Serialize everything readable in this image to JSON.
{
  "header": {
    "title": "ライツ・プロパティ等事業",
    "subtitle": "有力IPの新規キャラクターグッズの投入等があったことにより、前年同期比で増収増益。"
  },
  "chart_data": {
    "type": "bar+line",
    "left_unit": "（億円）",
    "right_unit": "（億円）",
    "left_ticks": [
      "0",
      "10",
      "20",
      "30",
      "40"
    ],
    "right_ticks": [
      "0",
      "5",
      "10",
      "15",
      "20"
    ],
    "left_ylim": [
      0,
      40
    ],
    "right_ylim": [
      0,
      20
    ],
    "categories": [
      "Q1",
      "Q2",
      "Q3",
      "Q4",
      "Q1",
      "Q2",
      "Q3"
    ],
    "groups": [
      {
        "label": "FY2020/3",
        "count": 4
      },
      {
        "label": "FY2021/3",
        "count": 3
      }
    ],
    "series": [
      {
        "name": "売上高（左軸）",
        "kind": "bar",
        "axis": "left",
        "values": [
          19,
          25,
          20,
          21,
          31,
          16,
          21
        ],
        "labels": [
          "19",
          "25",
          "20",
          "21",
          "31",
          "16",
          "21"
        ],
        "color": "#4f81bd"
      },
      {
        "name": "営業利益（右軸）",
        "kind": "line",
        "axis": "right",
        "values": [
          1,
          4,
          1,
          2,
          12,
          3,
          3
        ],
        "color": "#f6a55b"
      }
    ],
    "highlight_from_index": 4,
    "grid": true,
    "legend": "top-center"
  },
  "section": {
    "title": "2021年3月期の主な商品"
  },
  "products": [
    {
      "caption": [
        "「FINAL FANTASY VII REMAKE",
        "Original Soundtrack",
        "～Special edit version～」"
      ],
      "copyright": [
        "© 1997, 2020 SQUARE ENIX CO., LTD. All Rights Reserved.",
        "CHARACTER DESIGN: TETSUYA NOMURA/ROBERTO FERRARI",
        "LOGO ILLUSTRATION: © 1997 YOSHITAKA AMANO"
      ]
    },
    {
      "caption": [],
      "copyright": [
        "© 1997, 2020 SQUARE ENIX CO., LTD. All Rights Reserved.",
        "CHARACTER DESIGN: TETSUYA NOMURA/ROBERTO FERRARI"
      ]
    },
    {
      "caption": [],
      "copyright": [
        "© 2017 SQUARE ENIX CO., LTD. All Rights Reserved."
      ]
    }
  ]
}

·····

• Written task
Every line holding "ROBERTO" should be copied out.

• Worked solution
        "CHARACTER DESIGN: TETSUYA NOMURA/ROBERTO FERRARI",
        "CHARACTER DESIGN: TETSUYA NOMURA/ROBERTO FERRARI"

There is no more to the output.